_GOAL_:
Count each line in which the word "title" appears. Reply with the total and nothing more.

(Records about charts and figures)
.....

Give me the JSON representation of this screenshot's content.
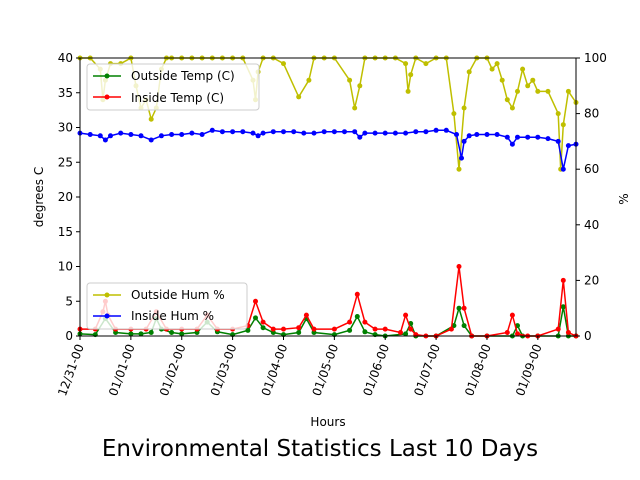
{
  "chart_data": {
    "type": "line",
    "title": "Environmental Statistics Last 10 Days",
    "xlabel": "Hours",
    "ylabel_left": "degrees C",
    "ylabel_right": "%",
    "xlim": [
      0,
      9.75
    ],
    "ylim_left": [
      0,
      40
    ],
    "ylim_right": [
      0,
      100
    ],
    "x_ticks": [
      0,
      1,
      2,
      3,
      4,
      5,
      6,
      7,
      8,
      9
    ],
    "x_tick_labels": [
      "12/31-00",
      "01/01-00",
      "01/02-00",
      "01/03-00",
      "01/04-00",
      "01/05-00",
      "01/06-00",
      "01/07-00",
      "01/08-00",
      "01/09-00"
    ],
    "y_ticks_left": [
      0,
      5,
      10,
      15,
      20,
      25,
      30,
      35,
      40
    ],
    "y_ticks_right": [
      0,
      20,
      40,
      60,
      80,
      100
    ],
    "legend_left": {
      "placement": "upper-left",
      "entries": [
        "Outside Temp (C)",
        "Inside Temp (C)"
      ]
    },
    "legend_right": {
      "placement": "lower-left",
      "entries": [
        "Outside Hum %",
        "Inside Hum %"
      ]
    },
    "series": [
      {
        "name": "Outside Hum %",
        "axis": "right",
        "color": "#bfbf00",
        "x": [
          0,
          0.2,
          0.4,
          0.45,
          0.5,
          0.6,
          0.8,
          1.0,
          1.1,
          1.2,
          1.3,
          1.4,
          1.5,
          1.6,
          1.7,
          1.8,
          2.0,
          2.2,
          2.4,
          2.6,
          2.8,
          3.0,
          3.2,
          3.4,
          3.45,
          3.5,
          3.6,
          3.8,
          4.0,
          4.3,
          4.5,
          4.6,
          4.8,
          5.0,
          5.3,
          5.4,
          5.5,
          5.6,
          5.8,
          6.0,
          6.2,
          6.4,
          6.45,
          6.5,
          6.6,
          6.8,
          7.0,
          7.2,
          7.35,
          7.45,
          7.55,
          7.65,
          7.8,
          8.0,
          8.1,
          8.2,
          8.3,
          8.4,
          8.5,
          8.6,
          8.7,
          8.8,
          8.9,
          9.0,
          9.2,
          9.4,
          9.45,
          9.5,
          9.6,
          9.75
        ],
        "y": [
          100,
          100,
          96,
          85,
          92,
          98,
          98,
          100,
          90,
          82,
          85,
          78,
          82,
          96,
          100,
          100,
          100,
          100,
          100,
          100,
          100,
          100,
          100,
          92,
          85,
          95,
          100,
          100,
          98,
          86,
          92,
          100,
          100,
          100,
          92,
          82,
          90,
          100,
          100,
          100,
          100,
          98,
          88,
          94,
          100,
          98,
          100,
          100,
          80,
          60,
          82,
          95,
          100,
          100,
          96,
          98,
          92,
          85,
          82,
          88,
          96,
          90,
          92,
          88,
          88,
          80,
          60,
          76,
          88,
          84
        ]
      },
      {
        "name": "Inside Hum %",
        "axis": "right",
        "color": "#0000ff",
        "x": [
          0,
          0.2,
          0.4,
          0.5,
          0.6,
          0.8,
          1.0,
          1.2,
          1.4,
          1.6,
          1.8,
          2.0,
          2.2,
          2.4,
          2.6,
          2.8,
          3.0,
          3.2,
          3.4,
          3.5,
          3.6,
          3.8,
          4.0,
          4.2,
          4.4,
          4.6,
          4.8,
          5.0,
          5.2,
          5.4,
          5.5,
          5.6,
          5.8,
          6.0,
          6.2,
          6.4,
          6.6,
          6.8,
          7.0,
          7.2,
          7.4,
          7.5,
          7.55,
          7.65,
          7.8,
          8.0,
          8.2,
          8.4,
          8.5,
          8.6,
          8.8,
          9.0,
          9.2,
          9.4,
          9.5,
          9.6,
          9.75
        ],
        "y": [
          73,
          72.5,
          72,
          70.5,
          72,
          73,
          72.5,
          72,
          70.5,
          72,
          72.5,
          72.5,
          73,
          72.5,
          74,
          73.5,
          73.5,
          73.5,
          73,
          72,
          73,
          73.5,
          73.5,
          73.5,
          73,
          73,
          73.5,
          73.5,
          73.5,
          73.5,
          71.5,
          73,
          73,
          73,
          73,
          73,
          73.5,
          73.5,
          74,
          74,
          72.5,
          64,
          70,
          72,
          72.5,
          72.5,
          72.5,
          71.5,
          69,
          71.5,
          71.5,
          71.5,
          71,
          70,
          60,
          68.5,
          69
        ]
      },
      {
        "name": "Outside Temp (C)",
        "axis": "left",
        "color": "#008000",
        "x": [
          0,
          0.3,
          0.5,
          0.7,
          1.0,
          1.2,
          1.4,
          1.5,
          1.6,
          1.8,
          2.0,
          2.3,
          2.5,
          2.7,
          3.0,
          3.3,
          3.45,
          3.6,
          3.8,
          4.0,
          4.3,
          4.45,
          4.6,
          5.0,
          5.3,
          5.45,
          5.6,
          5.8,
          6.0,
          6.4,
          6.5,
          6.6,
          7.0,
          7.35,
          7.45,
          7.55,
          7.7,
          8.0,
          8.5,
          8.6,
          8.7,
          9.0,
          9.4,
          9.5,
          9.6,
          9.75
        ],
        "y": [
          0.3,
          0.2,
          2.5,
          0.5,
          0.3,
          0.3,
          0.5,
          2.5,
          1.0,
          0.5,
          0.3,
          0.5,
          2.0,
          0.6,
          0.2,
          0.8,
          2.6,
          1.2,
          0.5,
          0.2,
          0.5,
          2.5,
          0.5,
          0.2,
          0.8,
          2.8,
          0.6,
          0.2,
          0,
          0.3,
          1.8,
          0,
          0,
          1.5,
          4.0,
          1.5,
          0,
          0,
          0,
          1.5,
          0,
          0,
          0,
          4.2,
          0,
          0
        ]
      },
      {
        "name": "Inside Temp (C)",
        "axis": "left",
        "color": "#ff0000",
        "x": [
          0,
          0.3,
          0.45,
          0.5,
          0.55,
          0.7,
          1.0,
          1.3,
          1.5,
          1.7,
          2.0,
          2.3,
          2.5,
          2.7,
          3.0,
          3.3,
          3.45,
          3.6,
          3.8,
          4.0,
          4.3,
          4.45,
          4.6,
          5.0,
          5.3,
          5.45,
          5.6,
          5.8,
          6.0,
          6.3,
          6.4,
          6.5,
          6.6,
          6.8,
          7.0,
          7.3,
          7.45,
          7.55,
          7.7,
          8.0,
          8.4,
          8.5,
          8.6,
          8.8,
          9.0,
          9.4,
          9.5,
          9.6,
          9.75
        ],
        "y": [
          1.0,
          1.0,
          3.5,
          5.0,
          3.0,
          1.0,
          1.0,
          1.0,
          3.5,
          1.0,
          1.0,
          1.0,
          3.0,
          1.0,
          1.0,
          1.5,
          5.0,
          2.0,
          1.0,
          1.0,
          1.2,
          3.0,
          1.0,
          1.0,
          2.0,
          6.0,
          2.0,
          1.0,
          1.0,
          0.5,
          3.0,
          1.0,
          0.2,
          0,
          0,
          1.0,
          10.0,
          4.0,
          0,
          0,
          0.5,
          3.0,
          0.3,
          0,
          0,
          1.0,
          8.0,
          0.5,
          0
        ]
      }
    ]
  }
}
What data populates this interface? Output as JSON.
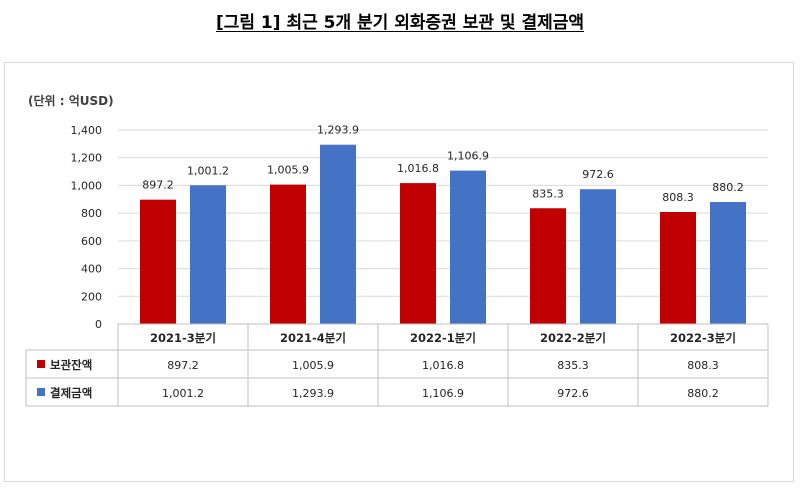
{
  "title": "[그림 1] 최근 5개 분기 외화증권 보관 및 결제금액",
  "unit_label": "(단위 : 억USD)",
  "colors": {
    "series1": "#C00000",
    "series2": "#4472C4",
    "grid": "#d9d9d9"
  },
  "chart_data": {
    "type": "bar",
    "title": "[그림 1] 최근 5개 분기 외화증권 보관 및 결제금액",
    "ylabel": "",
    "xlabel": "",
    "ylim": [
      0,
      1400
    ],
    "yticks": [
      "0",
      "200",
      "400",
      "600",
      "800",
      "1,000",
      "1,200",
      "1,400"
    ],
    "ytick_values": [
      0,
      200,
      400,
      600,
      800,
      1000,
      1200,
      1400
    ],
    "grid": true,
    "legend": "data-table",
    "categories": [
      "2021-3분기",
      "2021-4분기",
      "2022-1분기",
      "2022-2분기",
      "2022-3분기"
    ],
    "series": [
      {
        "name": "보관잔액",
        "values": [
          897.2,
          1005.9,
          1016.8,
          835.3,
          808.3
        ],
        "labels": [
          "897.2",
          "1,005.9",
          "1,016.8",
          "835.3",
          "808.3"
        ]
      },
      {
        "name": "결제금액",
        "values": [
          1001.2,
          1293.9,
          1106.9,
          972.6,
          880.2
        ],
        "labels": [
          "1,001.2",
          "1,293.9",
          "1,106.9",
          "972.6",
          "880.2"
        ]
      }
    ]
  }
}
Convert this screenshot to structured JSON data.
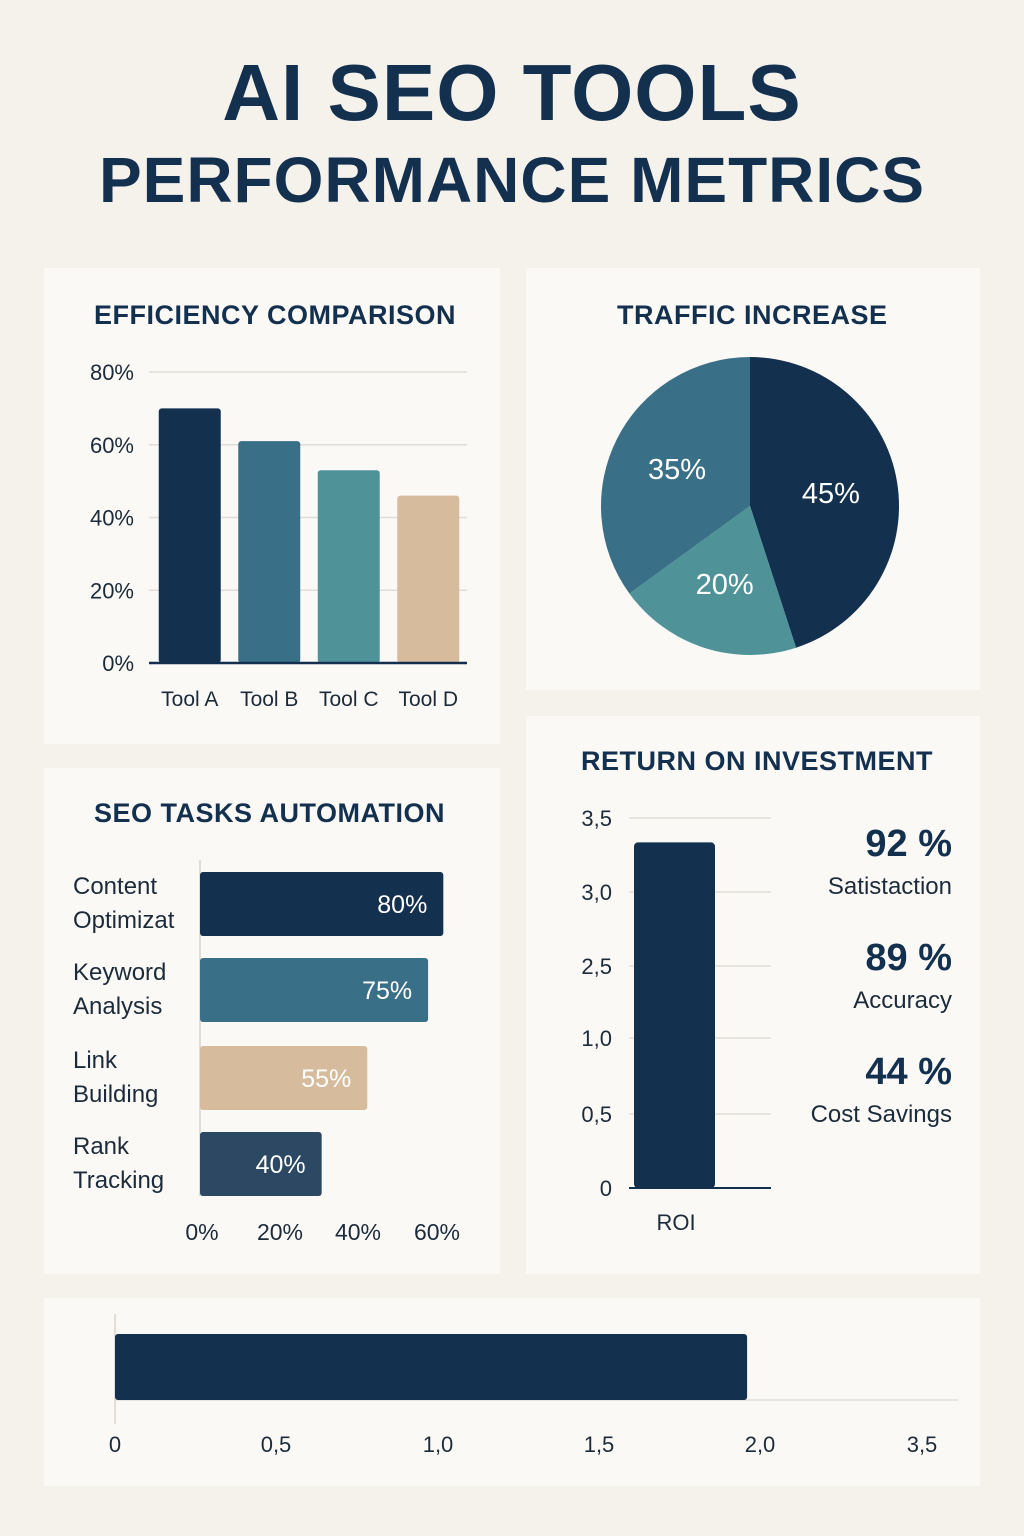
{
  "title": {
    "line1": "AI SEO TOOLS",
    "line2": "PERFORMANCE METRICS"
  },
  "colors": {
    "navy": "#14304f",
    "steel": "#3a6f88",
    "teal": "#4f9399",
    "tan": "#d6bc9c",
    "slate": "#2c4862"
  },
  "chart_data": [
    {
      "type": "bar",
      "title": "EFFICIENCY COMPARISON",
      "categories": [
        "Tool A",
        "Tool B",
        "Tool C",
        "Tool D"
      ],
      "values": [
        70,
        61,
        53,
        46
      ],
      "ylim": [
        0,
        80
      ],
      "yticks": [
        "0%",
        "20%",
        "40%",
        "60%",
        "80%"
      ],
      "colors": [
        "#14304f",
        "#3a6f88",
        "#4f9399",
        "#d6bc9c"
      ],
      "grid": true
    },
    {
      "type": "pie",
      "title": "TRAFFIC INCREASE",
      "values": [
        45,
        20,
        35
      ],
      "labels": [
        "45%",
        "20%",
        "35%"
      ],
      "colors": [
        "#14304f",
        "#4f9399",
        "#3a6f88"
      ]
    },
    {
      "type": "bar",
      "orientation": "horizontal",
      "title": "SEO TASKS AUTOMATION",
      "categories": [
        "Content Optimizat",
        "Keyword Analysis",
        "Link Building",
        "Rank Tracking"
      ],
      "category_lines": [
        [
          "Content",
          "Optimizat"
        ],
        [
          "Keyword",
          "Analysis"
        ],
        [
          "Link",
          "Building"
        ],
        [
          "Rank",
          "Tracking"
        ]
      ],
      "values": [
        80,
        75,
        55,
        40
      ],
      "value_labels": [
        "80%",
        "75%",
        "55%",
        "40%"
      ],
      "xticks": [
        "0%",
        "20%",
        "40%",
        "60%"
      ],
      "colors": [
        "#14304f",
        "#3a6f88",
        "#d6bc9c",
        "#2c4862"
      ]
    },
    {
      "type": "bar",
      "title": "RETURN ON INVESTMENT",
      "categories": [
        "ROI"
      ],
      "values": [
        3.25
      ],
      "yticks": [
        "0",
        "0,5",
        "1,0",
        "2,5",
        "3,0",
        "3,5"
      ],
      "ylim": [
        0,
        3.5
      ],
      "colors": [
        "#14304f"
      ],
      "grid": true
    },
    {
      "type": "bar",
      "orientation": "horizontal",
      "categories": [
        ""
      ],
      "values": [
        1.96
      ],
      "xticks": [
        "0",
        "0,5",
        "1,0",
        "1,5",
        "2,0",
        "3,5"
      ],
      "colors": [
        "#14304f"
      ]
    }
  ],
  "stats": [
    {
      "value": "92 %",
      "label": "Satistaction"
    },
    {
      "value": "89 %",
      "label": "Accuracy"
    },
    {
      "value": "44 %",
      "label": "Cost Savings"
    }
  ]
}
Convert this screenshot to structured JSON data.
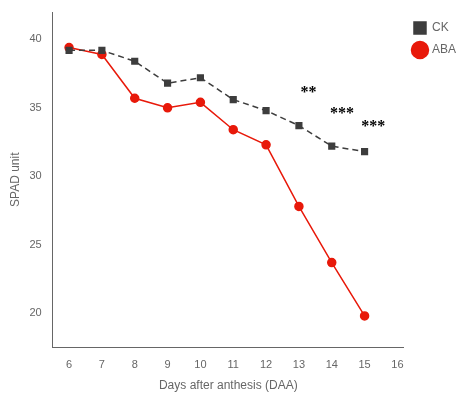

.....

_WRITTEN RESPONSE_:
8